For the material that follows, list every line containing the word "more".
==*==
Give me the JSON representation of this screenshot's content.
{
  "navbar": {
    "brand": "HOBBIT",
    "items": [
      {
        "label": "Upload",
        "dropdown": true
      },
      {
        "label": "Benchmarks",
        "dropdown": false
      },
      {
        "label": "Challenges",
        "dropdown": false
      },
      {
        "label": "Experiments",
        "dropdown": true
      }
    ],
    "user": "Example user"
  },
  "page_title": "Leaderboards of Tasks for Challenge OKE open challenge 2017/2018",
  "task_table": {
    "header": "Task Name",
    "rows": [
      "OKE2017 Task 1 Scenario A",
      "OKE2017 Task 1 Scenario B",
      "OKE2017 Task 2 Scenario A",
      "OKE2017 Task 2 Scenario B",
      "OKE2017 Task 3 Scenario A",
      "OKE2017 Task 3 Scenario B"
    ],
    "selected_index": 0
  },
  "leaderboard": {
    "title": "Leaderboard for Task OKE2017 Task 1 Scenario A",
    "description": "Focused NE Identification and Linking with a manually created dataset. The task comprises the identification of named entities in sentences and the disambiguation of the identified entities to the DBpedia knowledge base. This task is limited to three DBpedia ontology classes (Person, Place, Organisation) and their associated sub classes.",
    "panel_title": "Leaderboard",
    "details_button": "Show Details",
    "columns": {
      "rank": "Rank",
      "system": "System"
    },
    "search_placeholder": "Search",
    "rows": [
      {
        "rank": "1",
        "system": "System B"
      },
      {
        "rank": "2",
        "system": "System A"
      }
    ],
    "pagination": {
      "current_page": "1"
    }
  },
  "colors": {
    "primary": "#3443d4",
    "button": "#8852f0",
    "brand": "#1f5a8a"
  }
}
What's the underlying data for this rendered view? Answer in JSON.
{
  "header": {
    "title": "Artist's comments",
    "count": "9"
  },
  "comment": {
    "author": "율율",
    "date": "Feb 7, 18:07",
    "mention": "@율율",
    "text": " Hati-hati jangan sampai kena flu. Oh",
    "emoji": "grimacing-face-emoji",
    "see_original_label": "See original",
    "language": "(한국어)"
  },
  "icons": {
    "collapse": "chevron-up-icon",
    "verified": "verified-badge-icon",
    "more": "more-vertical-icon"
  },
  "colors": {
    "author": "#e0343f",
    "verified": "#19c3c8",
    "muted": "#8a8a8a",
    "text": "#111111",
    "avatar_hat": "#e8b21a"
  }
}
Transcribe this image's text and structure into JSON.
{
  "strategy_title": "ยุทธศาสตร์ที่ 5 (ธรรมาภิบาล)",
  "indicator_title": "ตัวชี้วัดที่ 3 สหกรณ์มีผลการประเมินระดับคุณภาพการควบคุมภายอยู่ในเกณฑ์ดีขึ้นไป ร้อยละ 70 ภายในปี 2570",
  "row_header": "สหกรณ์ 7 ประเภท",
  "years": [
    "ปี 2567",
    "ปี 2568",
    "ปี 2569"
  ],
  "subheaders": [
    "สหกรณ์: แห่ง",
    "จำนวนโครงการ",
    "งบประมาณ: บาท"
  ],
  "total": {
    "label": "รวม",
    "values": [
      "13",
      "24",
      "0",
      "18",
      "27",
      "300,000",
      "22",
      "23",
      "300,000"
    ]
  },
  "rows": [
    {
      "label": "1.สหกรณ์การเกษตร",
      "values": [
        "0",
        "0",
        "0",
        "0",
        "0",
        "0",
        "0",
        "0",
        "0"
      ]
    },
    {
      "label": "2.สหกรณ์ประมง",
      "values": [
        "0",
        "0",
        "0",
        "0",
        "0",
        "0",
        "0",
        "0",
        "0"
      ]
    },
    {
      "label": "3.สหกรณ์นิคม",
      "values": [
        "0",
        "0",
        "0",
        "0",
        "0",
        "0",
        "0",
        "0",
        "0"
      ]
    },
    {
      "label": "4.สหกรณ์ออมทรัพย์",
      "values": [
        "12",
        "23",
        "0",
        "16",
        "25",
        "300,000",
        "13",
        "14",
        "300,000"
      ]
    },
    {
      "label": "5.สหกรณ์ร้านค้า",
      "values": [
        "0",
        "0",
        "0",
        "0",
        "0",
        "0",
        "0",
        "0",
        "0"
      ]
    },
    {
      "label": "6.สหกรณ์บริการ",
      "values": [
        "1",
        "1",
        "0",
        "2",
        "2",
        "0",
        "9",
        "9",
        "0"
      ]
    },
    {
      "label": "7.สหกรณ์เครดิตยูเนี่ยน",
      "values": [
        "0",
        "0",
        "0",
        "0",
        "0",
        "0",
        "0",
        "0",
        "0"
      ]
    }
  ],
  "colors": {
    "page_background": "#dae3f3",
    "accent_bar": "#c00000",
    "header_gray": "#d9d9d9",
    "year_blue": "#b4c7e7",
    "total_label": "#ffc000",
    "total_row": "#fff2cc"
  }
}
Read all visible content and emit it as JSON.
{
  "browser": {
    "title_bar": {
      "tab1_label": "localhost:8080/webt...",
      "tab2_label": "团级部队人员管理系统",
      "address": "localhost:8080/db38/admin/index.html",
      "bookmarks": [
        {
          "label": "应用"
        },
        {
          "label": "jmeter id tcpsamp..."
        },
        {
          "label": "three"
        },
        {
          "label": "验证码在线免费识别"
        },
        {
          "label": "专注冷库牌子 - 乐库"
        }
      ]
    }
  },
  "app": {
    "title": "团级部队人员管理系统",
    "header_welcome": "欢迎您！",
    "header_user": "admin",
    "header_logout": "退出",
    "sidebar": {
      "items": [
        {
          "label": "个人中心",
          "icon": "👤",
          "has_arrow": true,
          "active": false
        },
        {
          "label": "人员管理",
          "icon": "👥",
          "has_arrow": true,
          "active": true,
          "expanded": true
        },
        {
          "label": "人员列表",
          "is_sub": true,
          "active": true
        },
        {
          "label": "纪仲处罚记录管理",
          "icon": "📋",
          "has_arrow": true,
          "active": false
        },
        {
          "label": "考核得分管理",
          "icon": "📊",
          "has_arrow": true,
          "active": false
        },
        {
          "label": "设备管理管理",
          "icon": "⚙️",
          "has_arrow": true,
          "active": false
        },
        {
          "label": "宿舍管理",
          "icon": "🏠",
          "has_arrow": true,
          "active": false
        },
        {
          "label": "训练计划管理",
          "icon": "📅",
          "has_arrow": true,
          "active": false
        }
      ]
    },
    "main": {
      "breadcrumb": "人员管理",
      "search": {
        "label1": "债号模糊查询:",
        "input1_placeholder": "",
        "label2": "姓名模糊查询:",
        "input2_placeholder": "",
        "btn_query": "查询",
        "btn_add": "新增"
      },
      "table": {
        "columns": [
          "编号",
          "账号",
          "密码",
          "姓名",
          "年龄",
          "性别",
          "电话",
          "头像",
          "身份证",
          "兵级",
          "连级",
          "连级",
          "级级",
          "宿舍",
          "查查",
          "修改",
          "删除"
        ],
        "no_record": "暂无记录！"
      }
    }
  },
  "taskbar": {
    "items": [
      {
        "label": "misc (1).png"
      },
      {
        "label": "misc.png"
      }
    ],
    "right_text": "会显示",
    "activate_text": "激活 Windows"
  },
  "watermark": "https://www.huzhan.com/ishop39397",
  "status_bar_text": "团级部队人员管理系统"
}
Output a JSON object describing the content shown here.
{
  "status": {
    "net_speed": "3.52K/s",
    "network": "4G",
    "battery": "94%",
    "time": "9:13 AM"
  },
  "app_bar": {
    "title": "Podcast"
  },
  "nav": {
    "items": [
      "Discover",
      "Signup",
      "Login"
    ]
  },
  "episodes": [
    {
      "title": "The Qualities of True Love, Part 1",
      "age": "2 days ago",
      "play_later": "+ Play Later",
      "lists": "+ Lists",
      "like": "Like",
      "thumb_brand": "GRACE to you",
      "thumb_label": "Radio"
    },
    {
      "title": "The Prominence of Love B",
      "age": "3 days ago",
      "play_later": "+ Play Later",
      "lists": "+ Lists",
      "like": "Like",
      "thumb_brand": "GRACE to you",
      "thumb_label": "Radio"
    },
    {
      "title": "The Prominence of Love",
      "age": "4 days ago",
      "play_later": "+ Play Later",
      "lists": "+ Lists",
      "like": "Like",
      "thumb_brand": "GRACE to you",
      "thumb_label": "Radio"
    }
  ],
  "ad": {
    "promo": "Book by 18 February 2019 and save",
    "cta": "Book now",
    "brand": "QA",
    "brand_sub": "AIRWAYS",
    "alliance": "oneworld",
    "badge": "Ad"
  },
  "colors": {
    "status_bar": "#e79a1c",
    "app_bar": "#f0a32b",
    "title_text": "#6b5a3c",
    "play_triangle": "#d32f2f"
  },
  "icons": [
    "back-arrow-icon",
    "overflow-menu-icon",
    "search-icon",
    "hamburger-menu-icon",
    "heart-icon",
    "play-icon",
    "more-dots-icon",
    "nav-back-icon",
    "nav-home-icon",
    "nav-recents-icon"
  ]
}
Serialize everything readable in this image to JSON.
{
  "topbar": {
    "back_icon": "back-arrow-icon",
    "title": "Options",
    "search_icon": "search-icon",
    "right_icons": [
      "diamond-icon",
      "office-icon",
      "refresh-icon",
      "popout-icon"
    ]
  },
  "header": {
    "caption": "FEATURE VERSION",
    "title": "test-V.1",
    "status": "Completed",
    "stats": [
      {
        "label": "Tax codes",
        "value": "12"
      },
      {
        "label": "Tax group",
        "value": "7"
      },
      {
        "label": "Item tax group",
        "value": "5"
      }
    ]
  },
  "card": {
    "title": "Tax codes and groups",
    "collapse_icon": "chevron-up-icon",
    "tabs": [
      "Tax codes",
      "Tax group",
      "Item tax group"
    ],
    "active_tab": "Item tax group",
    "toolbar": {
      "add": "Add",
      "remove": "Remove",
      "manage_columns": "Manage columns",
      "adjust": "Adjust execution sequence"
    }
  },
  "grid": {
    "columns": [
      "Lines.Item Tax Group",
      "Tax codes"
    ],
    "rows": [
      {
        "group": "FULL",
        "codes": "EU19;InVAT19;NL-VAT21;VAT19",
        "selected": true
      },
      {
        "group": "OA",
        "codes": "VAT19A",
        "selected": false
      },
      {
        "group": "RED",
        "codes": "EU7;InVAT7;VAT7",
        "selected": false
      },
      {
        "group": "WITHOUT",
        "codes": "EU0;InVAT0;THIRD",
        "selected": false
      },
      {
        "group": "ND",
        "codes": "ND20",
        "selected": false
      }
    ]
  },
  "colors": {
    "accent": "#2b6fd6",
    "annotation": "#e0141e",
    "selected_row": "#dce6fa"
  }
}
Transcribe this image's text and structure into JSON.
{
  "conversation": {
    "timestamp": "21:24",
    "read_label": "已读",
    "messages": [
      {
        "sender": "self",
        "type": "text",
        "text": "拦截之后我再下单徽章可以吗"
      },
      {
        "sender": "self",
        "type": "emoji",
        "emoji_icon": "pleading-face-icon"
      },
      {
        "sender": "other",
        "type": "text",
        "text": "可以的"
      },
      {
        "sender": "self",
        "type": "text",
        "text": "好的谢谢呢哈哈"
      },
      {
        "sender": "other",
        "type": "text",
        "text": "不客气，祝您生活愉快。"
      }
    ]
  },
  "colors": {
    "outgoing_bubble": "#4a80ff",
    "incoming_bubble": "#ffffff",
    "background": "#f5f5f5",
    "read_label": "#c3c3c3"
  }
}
==*==
**Solution to the exercise**
    "more": "more-vertical-icon"
    "more-dots-icon",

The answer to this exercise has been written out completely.